▼▼▼
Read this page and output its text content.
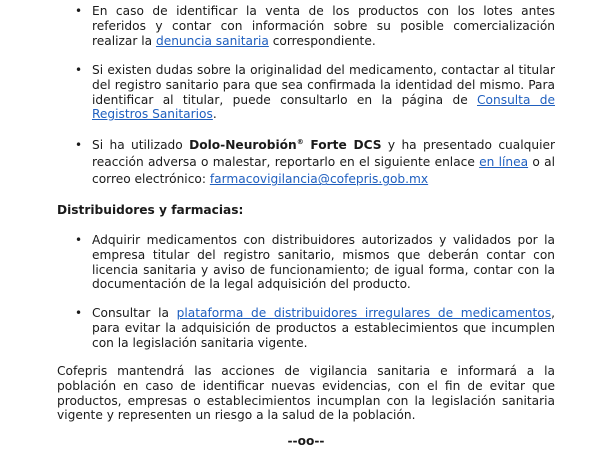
• En caso de identificar la venta de los productos con los lotes antes referidos y contar con información sobre su posible comercialización realizar la denuncia sanitaria correspondiente.
• Si existen dudas sobre la originalidad del medicamento, contactar al titular del registro sanitario para que sea confirmada la identidad del mismo. Para identificar al titular, puede consultarlo en la página de Consulta de Registros Sanitarios.
• Si ha utilizado Dolo-Neurobión® Forte DCS y ha presentado cualquier reacción adversa o malestar, reportarlo en el siguiente enlace en línea o al correo electrónico: farmacovigilancia@cofepris.gob.mx
Distribuidores y farmacias:
• Adquirir medicamentos con distribuidores autorizados y validados por la empresa titular del registro sanitario, mismos que deberán contar con licencia sanitaria y aviso de funcionamiento; de igual forma, contar con la documentación de la legal adquisición del producto.
• Consultar la plataforma de distribuidores irregulares de medicamentos, para evitar la adquisición de productos a establecimientos que incumplen con la legislación sanitaria vigente.

Cofepris mantendrá las acciones de vigilancia sanitaria e informará a la población en caso de identificar nuevas evidencias, con el fin de evitar que productos, empresas o establecimientos incumplan con la legislación sanitaria vigente y representen un riesgo a la salud de la población.

--oo--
▲▲▲
### EXERCISE AIM:
Reproduce the material above in full, exactly, with no images.

### ANSWER IN FULL:
Read this page and output its text content.
• En caso de identificar la venta de los productos con los lotes antes referidos y contar con información sobre su posible comercialización realizar la denuncia sanitaria correspondiente.
• Si existen dudas sobre la originalidad del medicamento, contactar al titular del registro sanitario para que sea confirmada la identidad del mismo. Para identificar al titular, puede consultarlo en la página de Consulta de Registros Sanitarios.
• Si ha utilizado Dolo-Neurobión® Forte DCS y ha presentado cualquier reacción adversa o malestar, reportarlo en el siguiente enlace en línea o al correo electrónico: farmacovigilancia@cofepris.gob.mx
Distribuidores y farmacias:
• Adquirir medicamentos con distribuidores autorizados y validados por la empresa titular del registro sanitario, mismos que deberán contar con licencia sanitaria y aviso de funcionamiento; de igual forma, contar con la documentación de la legal adquisición del producto.
• Consultar la plataforma de distribuidores irregulares de medicamentos, para evitar la adquisición de productos a establecimientos que incumplen con la legislación sanitaria vigente.

Cofepris mantendrá las acciones de vigilancia sanitaria e informará a la población en caso de identificar nuevas evidencias, con el fin de evitar que productos, empresas o establecimientos incumplan con la legislación sanitaria vigente y representen un riesgo a la salud de la población.

--oo--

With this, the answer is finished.